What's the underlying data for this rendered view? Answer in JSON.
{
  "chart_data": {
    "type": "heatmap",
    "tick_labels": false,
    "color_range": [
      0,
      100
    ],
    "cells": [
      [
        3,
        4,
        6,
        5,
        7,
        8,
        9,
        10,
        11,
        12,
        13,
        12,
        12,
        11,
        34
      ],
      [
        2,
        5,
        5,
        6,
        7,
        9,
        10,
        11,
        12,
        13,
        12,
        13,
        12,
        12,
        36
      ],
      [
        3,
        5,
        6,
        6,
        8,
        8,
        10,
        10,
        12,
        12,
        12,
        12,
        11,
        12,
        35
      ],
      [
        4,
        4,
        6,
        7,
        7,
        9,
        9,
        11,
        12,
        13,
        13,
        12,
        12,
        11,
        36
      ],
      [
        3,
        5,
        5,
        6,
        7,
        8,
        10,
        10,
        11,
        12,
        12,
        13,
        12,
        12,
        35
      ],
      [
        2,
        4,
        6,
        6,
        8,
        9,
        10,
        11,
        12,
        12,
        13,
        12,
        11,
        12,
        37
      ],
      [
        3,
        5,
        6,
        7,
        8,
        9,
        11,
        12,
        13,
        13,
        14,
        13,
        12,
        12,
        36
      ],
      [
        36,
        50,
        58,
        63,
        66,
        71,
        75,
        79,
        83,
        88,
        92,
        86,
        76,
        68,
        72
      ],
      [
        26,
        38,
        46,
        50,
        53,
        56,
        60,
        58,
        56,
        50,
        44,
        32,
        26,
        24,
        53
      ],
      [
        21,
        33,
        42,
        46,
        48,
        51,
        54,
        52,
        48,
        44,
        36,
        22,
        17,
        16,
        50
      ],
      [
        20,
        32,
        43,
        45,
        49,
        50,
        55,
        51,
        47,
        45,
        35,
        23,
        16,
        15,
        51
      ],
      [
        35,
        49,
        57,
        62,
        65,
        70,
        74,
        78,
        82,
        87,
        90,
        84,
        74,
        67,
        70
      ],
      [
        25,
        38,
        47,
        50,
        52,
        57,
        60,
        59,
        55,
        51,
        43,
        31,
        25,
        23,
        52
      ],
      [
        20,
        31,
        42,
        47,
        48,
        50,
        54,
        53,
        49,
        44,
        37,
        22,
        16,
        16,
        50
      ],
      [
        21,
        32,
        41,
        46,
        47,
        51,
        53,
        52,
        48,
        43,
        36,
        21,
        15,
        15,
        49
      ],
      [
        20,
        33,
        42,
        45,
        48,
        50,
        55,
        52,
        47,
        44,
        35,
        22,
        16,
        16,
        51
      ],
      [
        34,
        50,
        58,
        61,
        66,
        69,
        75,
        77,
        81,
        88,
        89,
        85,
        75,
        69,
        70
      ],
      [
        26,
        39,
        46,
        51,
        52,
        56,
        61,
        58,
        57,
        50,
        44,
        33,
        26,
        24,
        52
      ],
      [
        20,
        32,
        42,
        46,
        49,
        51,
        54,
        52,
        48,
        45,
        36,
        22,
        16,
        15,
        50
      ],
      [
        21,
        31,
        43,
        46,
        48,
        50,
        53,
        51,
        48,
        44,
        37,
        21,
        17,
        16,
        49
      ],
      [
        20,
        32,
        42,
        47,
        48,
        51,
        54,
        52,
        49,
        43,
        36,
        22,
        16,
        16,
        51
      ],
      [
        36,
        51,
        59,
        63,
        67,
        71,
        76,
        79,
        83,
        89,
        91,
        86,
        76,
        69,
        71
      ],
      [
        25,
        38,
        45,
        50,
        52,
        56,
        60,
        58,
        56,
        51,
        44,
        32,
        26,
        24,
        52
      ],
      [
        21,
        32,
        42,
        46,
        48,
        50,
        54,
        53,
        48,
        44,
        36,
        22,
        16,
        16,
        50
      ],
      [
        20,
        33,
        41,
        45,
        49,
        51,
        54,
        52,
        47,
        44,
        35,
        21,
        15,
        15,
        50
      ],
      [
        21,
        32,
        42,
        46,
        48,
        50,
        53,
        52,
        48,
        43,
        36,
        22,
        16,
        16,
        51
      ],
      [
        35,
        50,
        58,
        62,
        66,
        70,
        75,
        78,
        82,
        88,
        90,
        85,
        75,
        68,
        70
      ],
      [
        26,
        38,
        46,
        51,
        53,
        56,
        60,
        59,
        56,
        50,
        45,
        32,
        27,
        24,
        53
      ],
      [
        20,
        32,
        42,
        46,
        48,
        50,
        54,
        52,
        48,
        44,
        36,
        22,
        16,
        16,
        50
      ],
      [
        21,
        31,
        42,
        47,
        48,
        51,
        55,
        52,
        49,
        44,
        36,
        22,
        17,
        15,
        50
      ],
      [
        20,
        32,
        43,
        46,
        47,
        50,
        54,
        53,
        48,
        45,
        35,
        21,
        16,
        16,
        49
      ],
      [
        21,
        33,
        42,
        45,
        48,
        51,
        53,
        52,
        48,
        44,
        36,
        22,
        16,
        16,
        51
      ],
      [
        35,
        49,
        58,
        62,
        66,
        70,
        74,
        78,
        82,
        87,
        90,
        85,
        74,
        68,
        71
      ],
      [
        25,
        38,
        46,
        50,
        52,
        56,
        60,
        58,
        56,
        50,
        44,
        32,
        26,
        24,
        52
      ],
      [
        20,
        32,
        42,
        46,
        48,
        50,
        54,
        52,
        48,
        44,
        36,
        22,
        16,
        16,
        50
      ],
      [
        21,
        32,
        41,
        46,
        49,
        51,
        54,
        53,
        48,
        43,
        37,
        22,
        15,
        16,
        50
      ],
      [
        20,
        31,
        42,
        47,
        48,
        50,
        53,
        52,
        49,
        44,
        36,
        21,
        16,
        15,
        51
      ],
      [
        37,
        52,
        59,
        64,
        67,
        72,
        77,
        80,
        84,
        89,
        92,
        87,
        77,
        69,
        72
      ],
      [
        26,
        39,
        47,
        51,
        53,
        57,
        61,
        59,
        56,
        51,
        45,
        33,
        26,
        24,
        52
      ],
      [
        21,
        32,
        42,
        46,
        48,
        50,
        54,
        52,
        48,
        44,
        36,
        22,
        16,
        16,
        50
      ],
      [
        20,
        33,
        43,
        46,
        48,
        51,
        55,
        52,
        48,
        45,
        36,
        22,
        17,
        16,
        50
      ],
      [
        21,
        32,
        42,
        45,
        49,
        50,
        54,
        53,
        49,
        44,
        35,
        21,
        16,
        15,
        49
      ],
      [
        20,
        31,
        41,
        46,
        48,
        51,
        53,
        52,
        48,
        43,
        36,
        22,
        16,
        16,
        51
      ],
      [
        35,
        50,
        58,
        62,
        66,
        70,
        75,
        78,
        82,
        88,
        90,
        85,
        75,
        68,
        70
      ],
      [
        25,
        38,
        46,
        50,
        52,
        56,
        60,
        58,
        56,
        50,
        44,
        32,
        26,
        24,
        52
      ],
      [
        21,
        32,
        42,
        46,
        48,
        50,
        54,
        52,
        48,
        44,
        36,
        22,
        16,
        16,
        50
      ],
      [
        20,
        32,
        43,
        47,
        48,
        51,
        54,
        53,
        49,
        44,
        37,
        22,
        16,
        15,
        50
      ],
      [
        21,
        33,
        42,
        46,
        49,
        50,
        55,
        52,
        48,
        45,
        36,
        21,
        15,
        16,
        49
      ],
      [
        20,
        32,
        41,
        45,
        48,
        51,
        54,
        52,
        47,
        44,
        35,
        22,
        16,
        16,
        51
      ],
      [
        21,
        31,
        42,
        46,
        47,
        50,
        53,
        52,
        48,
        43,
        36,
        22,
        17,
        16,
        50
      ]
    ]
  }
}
=-=-=
## WRITTEN REQUEST
From the data above, extract every line in its exact form.

## FULL RESPONSE
What's the underlying data for this rendered view? Answer in JSON.
{
  "chart_data": {
    "type": "heatmap",
    "tick_labels": false,
    "color_range": [
      0,
      100
    ],
    "cells": [
      [
        3,
        4,
        6,
        5,
        7,
        8,
        9,
        10,
        11,
        12,
        13,
        12,
        12,
        11,
        34
      ],
      [
        2,
        5,
        5,
        6,
        7,
        9,
        10,
        11,
        12,
        13,
        12,
        13,
        12,
        12,
        36
      ],
      [
        3,
        5,
        6,
        6,
        8,
        8,
        10,
        10,
        12,
        12,
        12,
        12,
        11,
        12,
        35
      ],
      [
        4,
        4,
        6,
        7,
        7,
        9,
        9,
        11,
        12,
        13,
        13,
        12,
        12,
        11,
        36
      ],
      [
        3,
        5,
        5,
        6,
        7,
        8,
        10,
        10,
        11,
        12,
        12,
        13,
        12,
        12,
        35
      ],
      [
        2,
        4,
        6,
        6,
        8,
        9,
        10,
        11,
        12,
        12,
        13,
        12,
        11,
        12,
        37
      ],
      [
        3,
        5,
        6,
        7,
        8,
        9,
        11,
        12,
        13,
        13,
        14,
        13,
        12,
        12,
        36
      ],
      [
        36,
        50,
        58,
        63,
        66,
        71,
        75,
        79,
        83,
        88,
        92,
        86,
        76,
        68,
        72
      ],
      [
        26,
        38,
        46,
        50,
        53,
        56,
        60,
        58,
        56,
        50,
        44,
        32,
        26,
        24,
        53
      ],
      [
        21,
        33,
        42,
        46,
        48,
        51,
        54,
        52,
        48,
        44,
        36,
        22,
        17,
        16,
        50
      ],
      [
        20,
        32,
        43,
        45,
        49,
        50,
        55,
        51,
        47,
        45,
        35,
        23,
        16,
        15,
        51
      ],
      [
        35,
        49,
        57,
        62,
        65,
        70,
        74,
        78,
        82,
        87,
        90,
        84,
        74,
        67,
        70
      ],
      [
        25,
        38,
        47,
        50,
        52,
        57,
        60,
        59,
        55,
        51,
        43,
        31,
        25,
        23,
        52
      ],
      [
        20,
        31,
        42,
        47,
        48,
        50,
        54,
        53,
        49,
        44,
        37,
        22,
        16,
        16,
        50
      ],
      [
        21,
        32,
        41,
        46,
        47,
        51,
        53,
        52,
        48,
        43,
        36,
        21,
        15,
        15,
        49
      ],
      [
        20,
        33,
        42,
        45,
        48,
        50,
        55,
        52,
        47,
        44,
        35,
        22,
        16,
        16,
        51
      ],
      [
        34,
        50,
        58,
        61,
        66,
        69,
        75,
        77,
        81,
        88,
        89,
        85,
        75,
        69,
        70
      ],
      [
        26,
        39,
        46,
        51,
        52,
        56,
        61,
        58,
        57,
        50,
        44,
        33,
        26,
        24,
        52
      ],
      [
        20,
        32,
        42,
        46,
        49,
        51,
        54,
        52,
        48,
        45,
        36,
        22,
        16,
        15,
        50
      ],
      [
        21,
        31,
        43,
        46,
        48,
        50,
        53,
        51,
        48,
        44,
        37,
        21,
        17,
        16,
        49
      ],
      [
        20,
        32,
        42,
        47,
        48,
        51,
        54,
        52,
        49,
        43,
        36,
        22,
        16,
        16,
        51
      ],
      [
        36,
        51,
        59,
        63,
        67,
        71,
        76,
        79,
        83,
        89,
        91,
        86,
        76,
        69,
        71
      ],
      [
        25,
        38,
        45,
        50,
        52,
        56,
        60,
        58,
        56,
        51,
        44,
        32,
        26,
        24,
        52
      ],
      [
        21,
        32,
        42,
        46,
        48,
        50,
        54,
        53,
        48,
        44,
        36,
        22,
        16,
        16,
        50
      ],
      [
        20,
        33,
        41,
        45,
        49,
        51,
        54,
        52,
        47,
        44,
        35,
        21,
        15,
        15,
        50
      ],
      [
        21,
        32,
        42,
        46,
        48,
        50,
        53,
        52,
        48,
        43,
        36,
        22,
        16,
        16,
        51
      ],
      [
        35,
        50,
        58,
        62,
        66,
        70,
        75,
        78,
        82,
        88,
        90,
        85,
        75,
        68,
        70
      ],
      [
        26,
        38,
        46,
        51,
        53,
        56,
        60,
        59,
        56,
        50,
        45,
        32,
        27,
        24,
        53
      ],
      [
        20,
        32,
        42,
        46,
        48,
        50,
        54,
        52,
        48,
        44,
        36,
        22,
        16,
        16,
        50
      ],
      [
        21,
        31,
        42,
        47,
        48,
        51,
        55,
        52,
        49,
        44,
        36,
        22,
        17,
        15,
        50
      ],
      [
        20,
        32,
        43,
        46,
        47,
        50,
        54,
        53,
        48,
        45,
        35,
        21,
        16,
        16,
        49
      ],
      [
        21,
        33,
        42,
        45,
        48,
        51,
        53,
        52,
        48,
        44,
        36,
        22,
        16,
        16,
        51
      ],
      [
        35,
        49,
        58,
        62,
        66,
        70,
        74,
        78,
        82,
        87,
        90,
        85,
        74,
        68,
        71
      ],
      [
        25,
        38,
        46,
        50,
        52,
        56,
        60,
        58,
        56,
        50,
        44,
        32,
        26,
        24,
        52
      ],
      [
        20,
        32,
        42,
        46,
        48,
        50,
        54,
        52,
        48,
        44,
        36,
        22,
        16,
        16,
        50
      ],
      [
        21,
        32,
        41,
        46,
        49,
        51,
        54,
        53,
        48,
        43,
        37,
        22,
        15,
        16,
        50
      ],
      [
        20,
        31,
        42,
        47,
        48,
        50,
        53,
        52,
        49,
        44,
        36,
        21,
        16,
        15,
        51
      ],
      [
        37,
        52,
        59,
        64,
        67,
        72,
        77,
        80,
        84,
        89,
        92,
        87,
        77,
        69,
        72
      ],
      [
        26,
        39,
        47,
        51,
        53,
        57,
        61,
        59,
        56,
        51,
        45,
        33,
        26,
        24,
        52
      ],
      [
        21,
        32,
        42,
        46,
        48,
        50,
        54,
        52,
        48,
        44,
        36,
        22,
        16,
        16,
        50
      ],
      [
        20,
        33,
        43,
        46,
        48,
        51,
        55,
        52,
        48,
        45,
        36,
        22,
        17,
        16,
        50
      ],
      [
        21,
        32,
        42,
        45,
        49,
        50,
        54,
        53,
        49,
        44,
        35,
        21,
        16,
        15,
        49
      ],
      [
        20,
        31,
        41,
        46,
        48,
        51,
        53,
        52,
        48,
        43,
        36,
        22,
        16,
        16,
        51
      ],
      [
        35,
        50,
        58,
        62,
        66,
        70,
        75,
        78,
        82,
        88,
        90,
        85,
        75,
        68,
        70
      ],
      [
        25,
        38,
        46,
        50,
        52,
        56,
        60,
        58,
        56,
        50,
        44,
        32,
        26,
        24,
        52
      ],
      [
        21,
        32,
        42,
        46,
        48,
        50,
        54,
        52,
        48,
        44,
        36,
        22,
        16,
        16,
        50
      ],
      [
        20,
        32,
        43,
        47,
        48,
        51,
        54,
        53,
        49,
        44,
        37,
        22,
        16,
        15,
        50
      ],
      [
        21,
        33,
        42,
        46,
        49,
        50,
        55,
        52,
        48,
        45,
        36,
        21,
        15,
        16,
        49
      ],
      [
        20,
        32,
        41,
        45,
        48,
        51,
        54,
        52,
        47,
        44,
        35,
        22,
        16,
        16,
        51
      ],
      [
        21,
        31,
        42,
        46,
        47,
        50,
        53,
        52,
        48,
        43,
        36,
        22,
        17,
        16,
        50
      ]
    ]
  }
}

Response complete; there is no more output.